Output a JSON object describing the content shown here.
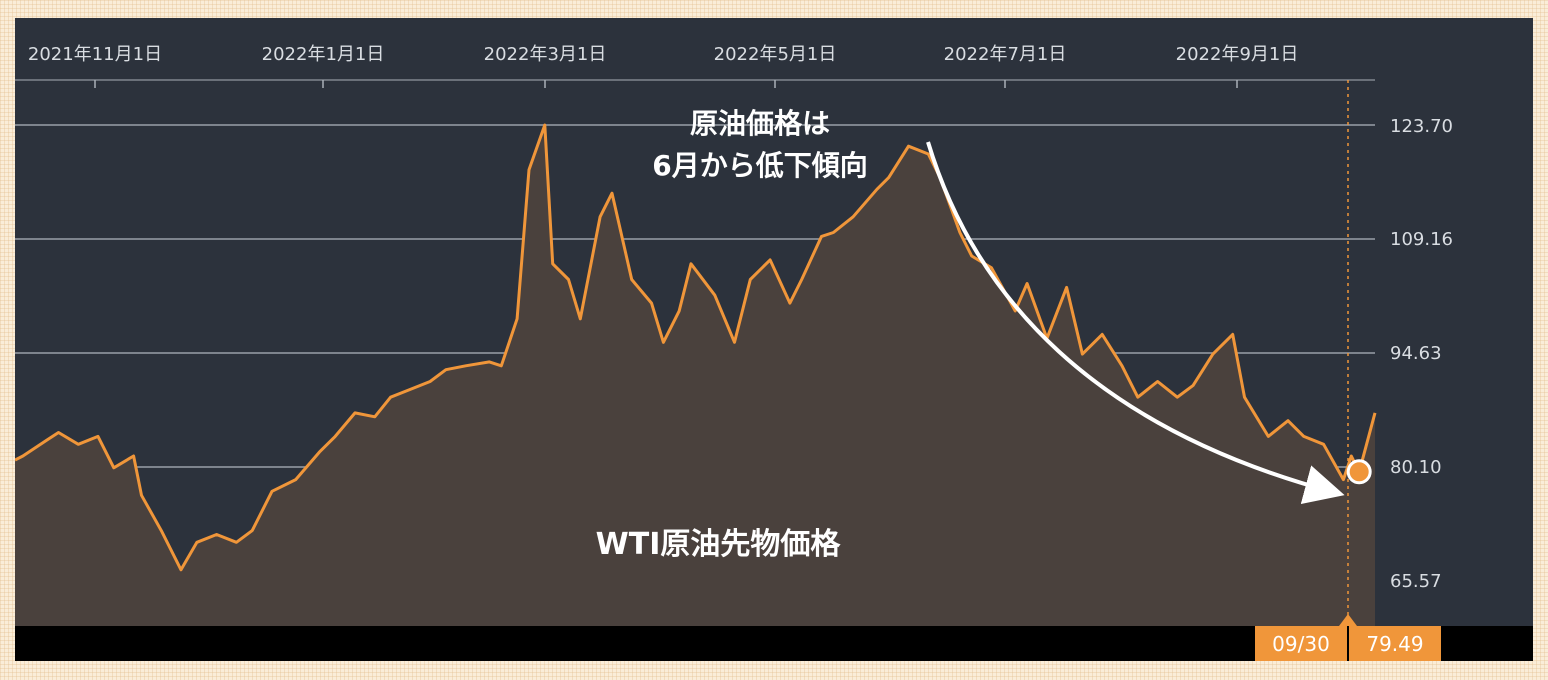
{
  "chart_data": {
    "type": "area",
    "x_axis_labels": [
      "2021年11月1日",
      "2022年1月1日",
      "2022年3月1日",
      "2022年5月1日",
      "2022年7月1日",
      "2022年9月1日"
    ],
    "y_ticks": [
      "123.70",
      "109.16",
      "94.63",
      "80.10",
      "65.57"
    ],
    "ylim": [
      61.5,
      128
    ],
    "annotation_lines": [
      "原油価格は",
      "6月から低下傾向"
    ],
    "series_label": "WTI原油先物価格",
    "readout": {
      "date": "09/30",
      "value": "79.49"
    },
    "x": [
      "2021-10-25",
      "2021-10-27",
      "2021-11-02",
      "2021-11-05",
      "2021-11-10",
      "2021-11-15",
      "2021-11-19",
      "2021-11-24",
      "2021-11-26",
      "2021-12-01",
      "2021-12-06",
      "2021-12-10",
      "2021-12-15",
      "2021-12-20",
      "2021-12-24",
      "2021-12-29",
      "2022-01-04",
      "2022-01-10",
      "2022-01-14",
      "2022-01-19",
      "2022-01-24",
      "2022-01-28",
      "2022-02-02",
      "2022-02-07",
      "2022-02-11",
      "2022-02-16",
      "2022-02-22",
      "2022-02-25",
      "2022-03-01",
      "2022-03-04",
      "2022-03-08",
      "2022-03-10",
      "2022-03-14",
      "2022-03-17",
      "2022-03-22",
      "2022-03-25",
      "2022-03-30",
      "2022-04-04",
      "2022-04-07",
      "2022-04-11",
      "2022-04-14",
      "2022-04-20",
      "2022-04-25",
      "2022-04-29",
      "2022-05-04",
      "2022-05-09",
      "2022-05-12",
      "2022-05-17",
      "2022-05-20",
      "2022-05-25",
      "2022-05-31",
      "2022-06-03",
      "2022-06-08",
      "2022-06-13",
      "2022-06-16",
      "2022-06-21",
      "2022-06-24",
      "2022-06-29",
      "2022-07-05",
      "2022-07-08",
      "2022-07-13",
      "2022-07-18",
      "2022-07-22",
      "2022-07-27",
      "2022-08-01",
      "2022-08-05",
      "2022-08-10",
      "2022-08-15",
      "2022-08-19",
      "2022-08-24",
      "2022-08-29",
      "2022-09-01",
      "2022-09-07",
      "2022-09-12",
      "2022-09-16",
      "2022-09-21",
      "2022-09-26",
      "2022-09-28",
      "2022-09-30",
      "2022-10-04"
    ],
    "values": [
      81.0,
      81.5,
      83.5,
      84.5,
      83.0,
      84.0,
      80.0,
      81.5,
      76.5,
      72.0,
      67.0,
      70.5,
      71.5,
      70.5,
      72.0,
      77.0,
      78.5,
      82.0,
      84.0,
      87.0,
      86.5,
      89.0,
      90.0,
      91.0,
      92.5,
      93.0,
      93.5,
      93.0,
      99.0,
      118.0,
      123.7,
      106.0,
      104.0,
      99.0,
      112.0,
      115.0,
      104.0,
      101.0,
      96.0,
      100.0,
      106.0,
      102.0,
      96.0,
      104.0,
      106.5,
      101.0,
      104.0,
      109.5,
      110.0,
      112.0,
      115.5,
      117.0,
      121.0,
      120.0,
      117.0,
      110.0,
      107.0,
      105.5,
      100.0,
      103.5,
      96.5,
      103.0,
      94.5,
      97.0,
      93.0,
      89.0,
      91.0,
      89.0,
      90.5,
      94.5,
      97.0,
      89.0,
      84.0,
      86.0,
      84.0,
      83.0,
      78.5,
      81.5,
      79.49,
      87.0
    ]
  }
}
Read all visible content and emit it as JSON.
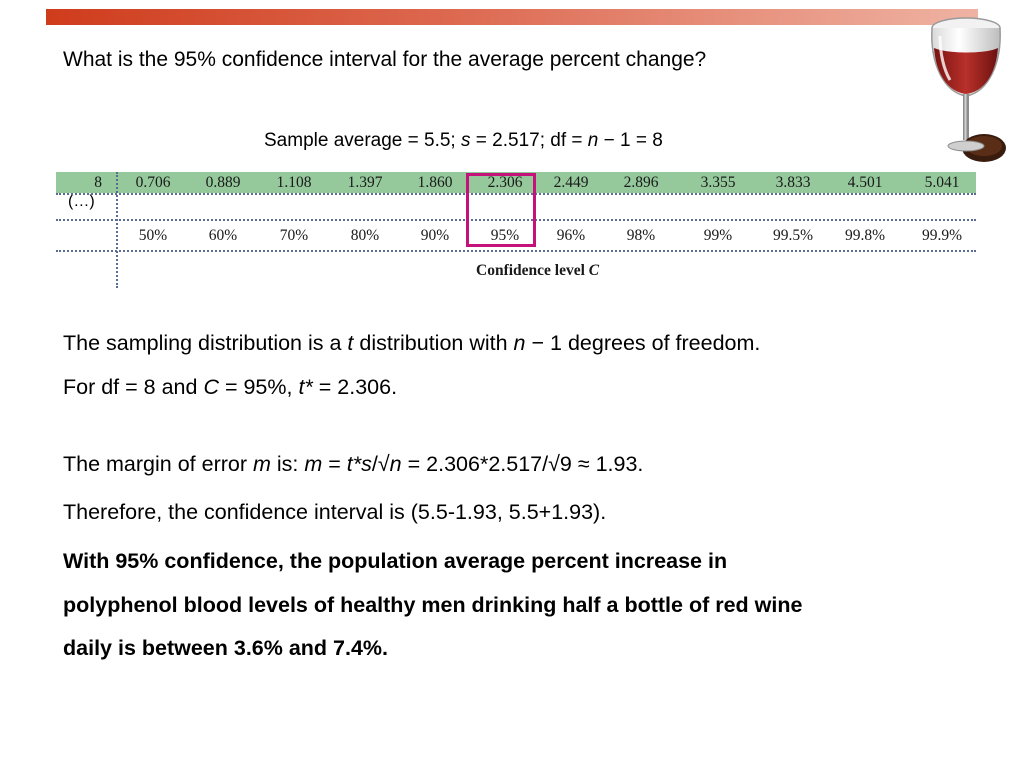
{
  "question": "What is the 95% confidence interval for the average percent change?",
  "sample_line": {
    "part1": "Sample average = 5.5; ",
    "s_var": "s",
    "part2": " = 2.517; df = ",
    "n_var": "n",
    "part3": " − 1 = 8"
  },
  "t_table": {
    "df_label": "8",
    "ellipsis": "(…)",
    "t_values": [
      "0.706",
      "0.889",
      "1.108",
      "1.397",
      "1.860",
      "2.306",
      "2.449",
      "2.896",
      "3.355",
      "3.833",
      "4.501",
      "5.041"
    ],
    "confidence_levels": [
      "50%",
      "60%",
      "70%",
      "80%",
      "90%",
      "95%",
      "96%",
      "98%",
      "99%",
      "99.5%",
      "99.8%",
      "99.9%"
    ],
    "caption_text": "Confidence level ",
    "caption_var": "C",
    "highlight_color": "#c4127a",
    "row_color": "#95c99c"
  },
  "line1": {
    "part1": "The sampling distribution is a ",
    "t_var": "t",
    "part2": " distribution with ",
    "n_var": "n",
    "part3": " − 1 degrees of freedom."
  },
  "line2": {
    "part1": "For df = 8 and ",
    "c_var": "C",
    "part2": " = 95%, ",
    "t_var": "t*",
    "part3": " = 2.306."
  },
  "line3": {
    "part1": "The margin of error ",
    "m_var": "m",
    "part2": " is: ",
    "m_var2": "m",
    "part3": " = ",
    "t_var": "t*s",
    "part4": "/√",
    "n_var": "n",
    "part5": " = 2.306*2.517/√9 ≈ 1.93."
  },
  "line4": "Therefore, the confidence interval is (5.5-1.93, 5.5+1.93).",
  "conclusion": [
    "With 95% confidence, the population average percent increase in",
    "polyphenol blood levels of healthy men drinking half a bottle of red wine",
    "daily is between 3.6% and 7.4%."
  ],
  "colors": {
    "top_bar_start": "#cf3c1c",
    "top_bar_end": "#efb3a3",
    "wine": "#a3201e"
  },
  "icons": {
    "decoration": "wine-glass-icon"
  }
}
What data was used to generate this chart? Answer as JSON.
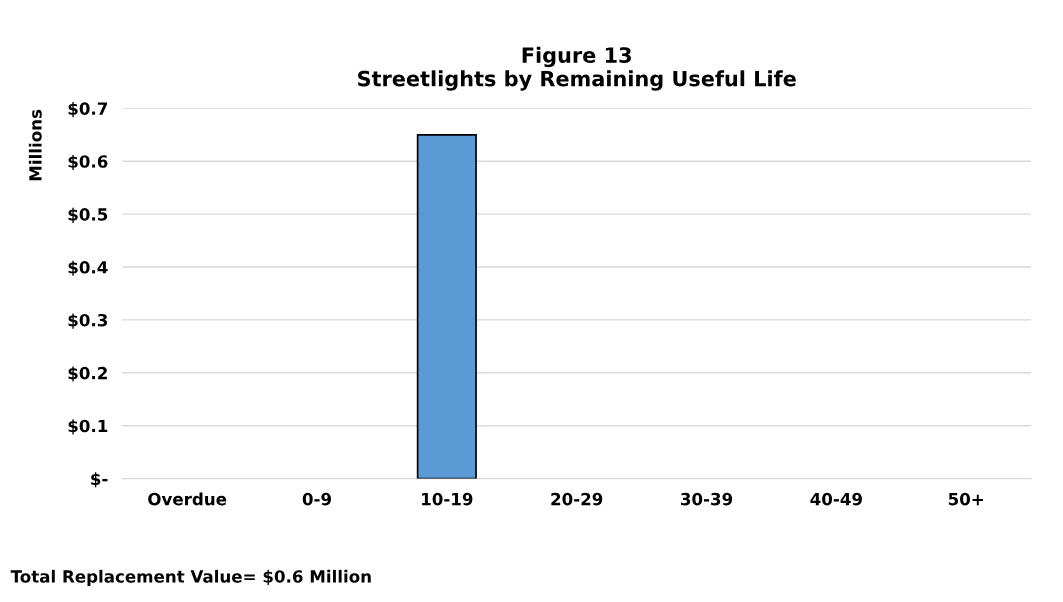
{
  "chart_data": {
    "type": "bar",
    "title": "Figure 13\nStreetlights by Remaining Useful Life",
    "ylabel": "Millions",
    "categories": [
      "Overdue",
      "0-9",
      "10-19",
      "20-29",
      "30-39",
      "40-49",
      "50+"
    ],
    "values": [
      0,
      0,
      0.65,
      0,
      0,
      0,
      0
    ],
    "color": "#5b9bd5",
    "ylim": [
      0,
      0.7
    ],
    "yticks": [
      {
        "value": 0,
        "label": "$-"
      },
      {
        "value": 0.1,
        "label": "$0.1"
      },
      {
        "value": 0.2,
        "label": "$0.2"
      },
      {
        "value": 0.3,
        "label": "$0.3"
      },
      {
        "value": 0.4,
        "label": "$0.4"
      },
      {
        "value": 0.5,
        "label": "$0.5"
      },
      {
        "value": 0.6,
        "label": "$0.6"
      },
      {
        "value": 0.7,
        "label": "$0.7"
      }
    ],
    "grid": "y",
    "annotations": [
      "Total Replacement Value= $0.6 Million"
    ]
  }
}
--------
▸ **PROBLEM DETAILS**
Retype each line of the listing above word for word. Exclude the pictures.

▸ **RESPONSE**
Output a JSON object describing the content shown here.
{
  "chart_data": {
    "type": "area",
    "x_axis_labels": [
      "2021年11月1日",
      "2022年1月1日",
      "2022年3月1日",
      "2022年5月1日",
      "2022年7月1日",
      "2022年9月1日"
    ],
    "y_ticks": [
      "123.70",
      "109.16",
      "94.63",
      "80.10",
      "65.57"
    ],
    "ylim": [
      61.5,
      128
    ],
    "annotation_lines": [
      "原油価格は",
      "6月から低下傾向"
    ],
    "series_label": "WTI原油先物価格",
    "readout": {
      "date": "09/30",
      "value": "79.49"
    },
    "x": [
      "2021-10-25",
      "2021-10-27",
      "2021-11-02",
      "2021-11-05",
      "2021-11-10",
      "2021-11-15",
      "2021-11-19",
      "2021-11-24",
      "2021-11-26",
      "2021-12-01",
      "2021-12-06",
      "2021-12-10",
      "2021-12-15",
      "2021-12-20",
      "2021-12-24",
      "2021-12-29",
      "2022-01-04",
      "2022-01-10",
      "2022-01-14",
      "2022-01-19",
      "2022-01-24",
      "2022-01-28",
      "2022-02-02",
      "2022-02-07",
      "2022-02-11",
      "2022-02-16",
      "2022-02-22",
      "2022-02-25",
      "2022-03-01",
      "2022-03-04",
      "2022-03-08",
      "2022-03-10",
      "2022-03-14",
      "2022-03-17",
      "2022-03-22",
      "2022-03-25",
      "2022-03-30",
      "2022-04-04",
      "2022-04-07",
      "2022-04-11",
      "2022-04-14",
      "2022-04-20",
      "2022-04-25",
      "2022-04-29",
      "2022-05-04",
      "2022-05-09",
      "2022-05-12",
      "2022-05-17",
      "2022-05-20",
      "2022-05-25",
      "2022-05-31",
      "2022-06-03",
      "2022-06-08",
      "2022-06-13",
      "2022-06-16",
      "2022-06-21",
      "2022-06-24",
      "2022-06-29",
      "2022-07-05",
      "2022-07-08",
      "2022-07-13",
      "2022-07-18",
      "2022-07-22",
      "2022-07-27",
      "2022-08-01",
      "2022-08-05",
      "2022-08-10",
      "2022-08-15",
      "2022-08-19",
      "2022-08-24",
      "2022-08-29",
      "2022-09-01",
      "2022-09-07",
      "2022-09-12",
      "2022-09-16",
      "2022-09-21",
      "2022-09-26",
      "2022-09-28",
      "2022-09-30",
      "2022-10-04"
    ],
    "values": [
      81.0,
      81.5,
      83.5,
      84.5,
      83.0,
      84.0,
      80.0,
      81.5,
      76.5,
      72.0,
      67.0,
      70.5,
      71.5,
      70.5,
      72.0,
      77.0,
      78.5,
      82.0,
      84.0,
      87.0,
      86.5,
      89.0,
      90.0,
      91.0,
      92.5,
      93.0,
      93.5,
      93.0,
      99.0,
      118.0,
      123.7,
      106.0,
      104.0,
      99.0,
      112.0,
      115.0,
      104.0,
      101.0,
      96.0,
      100.0,
      106.0,
      102.0,
      96.0,
      104.0,
      106.5,
      101.0,
      104.0,
      109.5,
      110.0,
      112.0,
      115.5,
      117.0,
      121.0,
      120.0,
      117.0,
      110.0,
      107.0,
      105.5,
      100.0,
      103.5,
      96.5,
      103.0,
      94.5,
      97.0,
      93.0,
      89.0,
      91.0,
      89.0,
      90.5,
      94.5,
      97.0,
      89.0,
      84.0,
      86.0,
      84.0,
      83.0,
      78.5,
      81.5,
      79.49,
      87.0
    ]
  }
}
Read all visible content and emit it as JSON.
{
  "question": "What is the 95% confidence interval for the average percent change?",
  "sample_line": {
    "part1": "Sample average = 5.5; ",
    "s_var": "s",
    "part2": " = 2.517; df = ",
    "n_var": "n",
    "part3": " − 1 = 8"
  },
  "t_table": {
    "df_label": "8",
    "ellipsis": "(…)",
    "t_values": [
      "0.706",
      "0.889",
      "1.108",
      "1.397",
      "1.860",
      "2.306",
      "2.449",
      "2.896",
      "3.355",
      "3.833",
      "4.501",
      "5.041"
    ],
    "confidence_levels": [
      "50%",
      "60%",
      "70%",
      "80%",
      "90%",
      "95%",
      "96%",
      "98%",
      "99%",
      "99.5%",
      "99.8%",
      "99.9%"
    ],
    "caption_text": "Confidence level ",
    "caption_var": "C",
    "highlight_color": "#c4127a",
    "row_color": "#95c99c"
  },
  "line1": {
    "part1": "The sampling distribution is a ",
    "t_var": "t",
    "part2": " distribution with ",
    "n_var": "n",
    "part3": " − 1 degrees of freedom."
  },
  "line2": {
    "part1": "For df = 8 and ",
    "c_var": "C",
    "part2": " = 95%, ",
    "t_var": "t*",
    "part3": " = 2.306."
  },
  "line3": {
    "part1": "The margin of error ",
    "m_var": "m",
    "part2": " is: ",
    "m_var2": "m",
    "part3": " = ",
    "t_var": "t*s",
    "part4": "/√",
    "n_var": "n",
    "part5": " = 2.306*2.517/√9 ≈ 1.93."
  },
  "line4": "Therefore, the confidence interval is (5.5-1.93, 5.5+1.93).",
  "conclusion": [
    "With 95% confidence, the population average percent increase in",
    "polyphenol blood levels of healthy men drinking half a bottle of red wine",
    "daily is between 3.6% and 7.4%."
  ],
  "colors": {
    "top_bar_start": "#cf3c1c",
    "top_bar_end": "#efb3a3",
    "wine": "#a3201e"
  },
  "icons": {
    "decoration": "wine-glass-icon"
  }
}
What data was used to generate this chart? Answer as JSON.
{
  "chart_data": {
    "type": "bar",
    "title": "Figure 13\nStreetlights by Remaining Useful Life",
    "ylabel": "Millions",
    "categories": [
      "Overdue",
      "0-9",
      "10-19",
      "20-29",
      "30-39",
      "40-49",
      "50+"
    ],
    "values": [
      0,
      0,
      0.65,
      0,
      0,
      0,
      0
    ],
    "color": "#5b9bd5",
    "ylim": [
      0,
      0.7
    ],
    "yticks": [
      {
        "value": 0,
        "label": "$-"
      },
      {
        "value": 0.1,
        "label": "$0.1"
      },
      {
        "value": 0.2,
        "label": "$0.2"
      },
      {
        "value": 0.3,
        "label": "$0.3"
      },
      {
        "value": 0.4,
        "label": "$0.4"
      },
      {
        "value": 0.5,
        "label": "$0.5"
      },
      {
        "value": 0.6,
        "label": "$0.6"
      },
      {
        "value": 0.7,
        "label": "$0.7"
      }
    ],
    "grid": "y",
    "annotations": [
      "Total Replacement Value= $0.6 Million"
    ]
  }
}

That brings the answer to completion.